**Exercise**
Your task is to give the data again, exactly, with every line intact.

Dataset excerpt:
....

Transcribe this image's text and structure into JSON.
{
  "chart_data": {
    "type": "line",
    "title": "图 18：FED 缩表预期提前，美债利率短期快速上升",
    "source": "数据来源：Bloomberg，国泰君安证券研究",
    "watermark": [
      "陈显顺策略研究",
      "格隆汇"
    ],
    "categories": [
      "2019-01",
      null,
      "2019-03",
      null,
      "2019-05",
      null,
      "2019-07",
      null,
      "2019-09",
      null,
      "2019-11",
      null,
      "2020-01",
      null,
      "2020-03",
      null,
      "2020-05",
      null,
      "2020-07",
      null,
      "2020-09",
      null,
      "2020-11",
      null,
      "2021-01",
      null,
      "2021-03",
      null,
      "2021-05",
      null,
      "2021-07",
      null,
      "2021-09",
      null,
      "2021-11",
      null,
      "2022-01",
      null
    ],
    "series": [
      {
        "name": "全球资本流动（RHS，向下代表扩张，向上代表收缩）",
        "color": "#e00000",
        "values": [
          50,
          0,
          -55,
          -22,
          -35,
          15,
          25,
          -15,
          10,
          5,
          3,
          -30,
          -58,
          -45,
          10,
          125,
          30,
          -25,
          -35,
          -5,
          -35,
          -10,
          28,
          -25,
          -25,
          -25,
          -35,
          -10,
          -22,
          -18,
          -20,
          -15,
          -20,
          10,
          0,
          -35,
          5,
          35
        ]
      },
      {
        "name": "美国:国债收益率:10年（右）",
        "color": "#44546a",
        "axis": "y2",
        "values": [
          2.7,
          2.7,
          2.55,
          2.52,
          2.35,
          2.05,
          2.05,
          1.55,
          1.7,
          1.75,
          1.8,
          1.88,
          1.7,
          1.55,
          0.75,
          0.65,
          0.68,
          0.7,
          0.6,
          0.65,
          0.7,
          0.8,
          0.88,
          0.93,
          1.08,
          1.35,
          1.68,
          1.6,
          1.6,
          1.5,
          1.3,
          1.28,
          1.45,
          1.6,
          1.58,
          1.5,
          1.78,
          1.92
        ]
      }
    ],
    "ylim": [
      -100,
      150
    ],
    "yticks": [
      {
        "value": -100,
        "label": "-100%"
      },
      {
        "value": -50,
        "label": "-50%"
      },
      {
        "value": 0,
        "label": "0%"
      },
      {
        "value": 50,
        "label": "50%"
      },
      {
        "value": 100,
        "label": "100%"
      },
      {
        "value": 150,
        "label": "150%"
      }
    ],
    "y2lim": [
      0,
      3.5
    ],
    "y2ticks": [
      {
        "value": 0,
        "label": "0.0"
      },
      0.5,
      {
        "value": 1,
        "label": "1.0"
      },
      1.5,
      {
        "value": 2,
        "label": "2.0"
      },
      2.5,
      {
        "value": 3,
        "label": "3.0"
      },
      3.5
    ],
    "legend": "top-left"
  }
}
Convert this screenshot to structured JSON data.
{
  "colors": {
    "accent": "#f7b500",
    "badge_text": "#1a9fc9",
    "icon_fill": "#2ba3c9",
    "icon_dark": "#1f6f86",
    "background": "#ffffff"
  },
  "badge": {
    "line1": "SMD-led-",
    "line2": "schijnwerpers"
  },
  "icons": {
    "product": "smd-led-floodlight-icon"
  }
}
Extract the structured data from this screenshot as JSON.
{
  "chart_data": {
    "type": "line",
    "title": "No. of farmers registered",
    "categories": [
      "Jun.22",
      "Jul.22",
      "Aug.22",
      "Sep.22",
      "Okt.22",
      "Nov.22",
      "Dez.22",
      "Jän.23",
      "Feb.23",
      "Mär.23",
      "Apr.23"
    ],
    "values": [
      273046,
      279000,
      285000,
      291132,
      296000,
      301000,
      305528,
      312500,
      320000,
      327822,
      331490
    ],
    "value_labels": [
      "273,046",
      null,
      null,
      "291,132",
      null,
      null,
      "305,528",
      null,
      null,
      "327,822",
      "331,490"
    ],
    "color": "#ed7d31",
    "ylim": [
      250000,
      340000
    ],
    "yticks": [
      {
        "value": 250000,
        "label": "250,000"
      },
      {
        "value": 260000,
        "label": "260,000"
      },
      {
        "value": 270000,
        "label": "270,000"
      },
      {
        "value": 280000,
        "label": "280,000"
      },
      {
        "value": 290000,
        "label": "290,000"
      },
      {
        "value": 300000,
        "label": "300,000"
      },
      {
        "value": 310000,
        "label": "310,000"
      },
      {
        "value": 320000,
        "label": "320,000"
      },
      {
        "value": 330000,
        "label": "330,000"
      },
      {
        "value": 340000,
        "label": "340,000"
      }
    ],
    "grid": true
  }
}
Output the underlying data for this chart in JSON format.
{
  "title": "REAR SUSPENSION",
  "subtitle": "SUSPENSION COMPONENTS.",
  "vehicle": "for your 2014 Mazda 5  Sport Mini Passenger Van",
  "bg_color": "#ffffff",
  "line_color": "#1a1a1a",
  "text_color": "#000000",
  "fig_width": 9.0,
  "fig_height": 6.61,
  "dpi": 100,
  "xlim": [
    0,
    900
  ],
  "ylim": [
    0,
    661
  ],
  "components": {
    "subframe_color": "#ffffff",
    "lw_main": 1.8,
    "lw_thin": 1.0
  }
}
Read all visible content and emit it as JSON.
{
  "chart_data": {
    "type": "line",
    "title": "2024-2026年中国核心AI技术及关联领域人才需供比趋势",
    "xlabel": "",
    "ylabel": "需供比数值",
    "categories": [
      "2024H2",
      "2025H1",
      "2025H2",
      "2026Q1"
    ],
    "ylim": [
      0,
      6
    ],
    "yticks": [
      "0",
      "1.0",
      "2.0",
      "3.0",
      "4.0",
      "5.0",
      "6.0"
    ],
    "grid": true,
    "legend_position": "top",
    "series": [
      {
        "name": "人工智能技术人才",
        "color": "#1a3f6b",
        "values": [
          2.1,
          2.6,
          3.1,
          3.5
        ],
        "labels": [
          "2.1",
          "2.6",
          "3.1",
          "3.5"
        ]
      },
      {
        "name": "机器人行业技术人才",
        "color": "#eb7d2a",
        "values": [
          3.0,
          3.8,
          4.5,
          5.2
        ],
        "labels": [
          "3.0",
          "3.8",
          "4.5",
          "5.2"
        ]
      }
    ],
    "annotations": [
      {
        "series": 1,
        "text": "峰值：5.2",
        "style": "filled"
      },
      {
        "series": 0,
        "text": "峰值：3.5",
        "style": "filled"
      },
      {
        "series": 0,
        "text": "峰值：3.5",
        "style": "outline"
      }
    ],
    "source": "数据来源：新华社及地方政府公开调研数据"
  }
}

....

**Solution for this problem**
Transcribe this image's text and structure into JSON.
{
  "chart_data": {
    "type": "line",
    "title": "图 18：FED 缩表预期提前，美债利率短期快速上升",
    "source": "数据来源：Bloomberg，国泰君安证券研究",
    "watermark": [
      "陈显顺策略研究",
      "格隆汇"
    ],
    "categories": [
      "2019-01",
      null,
      "2019-03",
      null,
      "2019-05",
      null,
      "2019-07",
      null,
      "2019-09",
      null,
      "2019-11",
      null,
      "2020-01",
      null,
      "2020-03",
      null,
      "2020-05",
      null,
      "2020-07",
      null,
      "2020-09",
      null,
      "2020-11",
      null,
      "2021-01",
      null,
      "2021-03",
      null,
      "2021-05",
      null,
      "2021-07",
      null,
      "2021-09",
      null,
      "2021-11",
      null,
      "2022-01",
      null
    ],
    "series": [
      {
        "name": "全球资本流动（RHS，向下代表扩张，向上代表收缩）",
        "color": "#e00000",
        "values": [
          50,
          0,
          -55,
          -22,
          -35,
          15,
          25,
          -15,
          10,
          5,
          3,
          -30,
          -58,
          -45,
          10,
          125,
          30,
          -25,
          -35,
          -5,
          -35,
          -10,
          28,
          -25,
          -25,
          -25,
          -35,
          -10,
          -22,
          -18,
          -20,
          -15,
          -20,
          10,
          0,
          -35,
          5,
          35
        ]
      },
      {
        "name": "美国:国债收益率:10年（右）",
        "color": "#44546a",
        "axis": "y2",
        "values": [
          2.7,
          2.7,
          2.55,
          2.52,
          2.35,
          2.05,
          2.05,
          1.55,
          1.7,
          1.75,
          1.8,
          1.88,
          1.7,
          1.55,
          0.75,
          0.65,
          0.68,
          0.7,
          0.6,
          0.65,
          0.7,
          0.8,
          0.88,
          0.93,
          1.08,
          1.35,
          1.68,
          1.6,
          1.6,
          1.5,
          1.3,
          1.28,
          1.45,
          1.6,
          1.58,
          1.5,
          1.78,
          1.92
        ]
      }
    ],
    "ylim": [
      -100,
      150
    ],
    "yticks": [
      {
        "value": -100,
        "label": "-100%"
      },
      {
        "value": -50,
        "label": "-50%"
      },
      {
        "value": 0,
        "label": "0%"
      },
      {
        "value": 50,
        "label": "50%"
      },
      {
        "value": 100,
        "label": "100%"
      },
      {
        "value": 150,
        "label": "150%"
      }
    ],
    "y2lim": [
      0,
      3.5
    ],
    "y2ticks": [
      {
        "value": 0,
        "label": "0.0"
      },
      0.5,
      {
        "value": 1,
        "label": "1.0"
      },
      1.5,
      {
        "value": 2,
        "label": "2.0"
      },
      2.5,
      {
        "value": 3,
        "label": "3.0"
      },
      3.5
    ],
    "legend": "top-left"
  }
}
Convert this screenshot to structured JSON data.
{
  "colors": {
    "accent": "#f7b500",
    "badge_text": "#1a9fc9",
    "icon_fill": "#2ba3c9",
    "icon_dark": "#1f6f86",
    "background": "#ffffff"
  },
  "badge": {
    "line1": "SMD-led-",
    "line2": "schijnwerpers"
  },
  "icons": {
    "product": "smd-led-floodlight-icon"
  }
}
Extract the structured data from this screenshot as JSON.
{
  "chart_data": {
    "type": "line",
    "title": "No. of farmers registered",
    "categories": [
      "Jun.22",
      "Jul.22",
      "Aug.22",
      "Sep.22",
      "Okt.22",
      "Nov.22",
      "Dez.22",
      "Jän.23",
      "Feb.23",
      "Mär.23",
      "Apr.23"
    ],
    "values": [
      273046,
      279000,
      285000,
      291132,
      296000,
      301000,
      305528,
      312500,
      320000,
      327822,
      331490
    ],
    "value_labels": [
      "273,046",
      null,
      null,
      "291,132",
      null,
      null,
      "305,528",
      null,
      null,
      "327,822",
      "331,490"
    ],
    "color": "#ed7d31",
    "ylim": [
      250000,
      340000
    ],
    "yticks": [
      {
        "value": 250000,
        "label": "250,000"
      },
      {
        "value": 260000,
        "label": "260,000"
      },
      {
        "value": 270000,
        "label": "270,000"
      },
      {
        "value": 280000,
        "label": "280,000"
      },
      {
        "value": 290000,
        "label": "290,000"
      },
      {
        "value": 300000,
        "label": "300,000"
      },
      {
        "value": 310000,
        "label": "310,000"
      },
      {
        "value": 320000,
        "label": "320,000"
      },
      {
        "value": 330000,
        "label": "330,000"
      },
      {
        "value": 340000,
        "label": "340,000"
      }
    ],
    "grid": true
  }
}
Output the underlying data for this chart in JSON format.
{
  "title": "REAR SUSPENSION",
  "subtitle": "SUSPENSION COMPONENTS.",
  "vehicle": "for your 2014 Mazda 5  Sport Mini Passenger Van",
  "bg_color": "#ffffff",
  "line_color": "#1a1a1a",
  "text_color": "#000000",
  "fig_width": 9.0,
  "fig_height": 6.61,
  "dpi": 100,
  "xlim": [
    0,
    900
  ],
  "ylim": [
    0,
    661
  ],
  "components": {
    "subframe_color": "#ffffff",
    "lw_main": 1.8,
    "lw_thin": 1.0
  }
}
Read all visible content and emit it as JSON.
{
  "chart_data": {
    "type": "line",
    "title": "2024-2026年中国核心AI技术及关联领域人才需供比趋势",
    "xlabel": "",
    "ylabel": "需供比数值",
    "categories": [
      "2024H2",
      "2025H1",
      "2025H2",
      "2026Q1"
    ],
    "ylim": [
      0,
      6
    ],
    "yticks": [
      "0",
      "1.0",
      "2.0",
      "3.0",
      "4.0",
      "5.0",
      "6.0"
    ],
    "grid": true,
    "legend_position": "top",
    "series": [
      {
        "name": "人工智能技术人才",
        "color": "#1a3f6b",
        "values": [
          2.1,
          2.6,
          3.1,
          3.5
        ],
        "labels": [
          "2.1",
          "2.6",
          "3.1",
          "3.5"
        ]
      },
      {
        "name": "机器人行业技术人才",
        "color": "#eb7d2a",
        "values": [
          3.0,
          3.8,
          4.5,
          5.2
        ],
        "labels": [
          "3.0",
          "3.8",
          "4.5",
          "5.2"
        ]
      }
    ],
    "annotations": [
      {
        "series": 1,
        "text": "峰值：5.2",
        "style": "filled"
      },
      {
        "series": 0,
        "text": "峰值：3.5",
        "style": "filled"
      },
      {
        "series": 0,
        "text": "峰值：3.5",
        "style": "outline"
      }
    ],
    "source": "数据来源：新华社及地方政府公开调研数据"
  }
}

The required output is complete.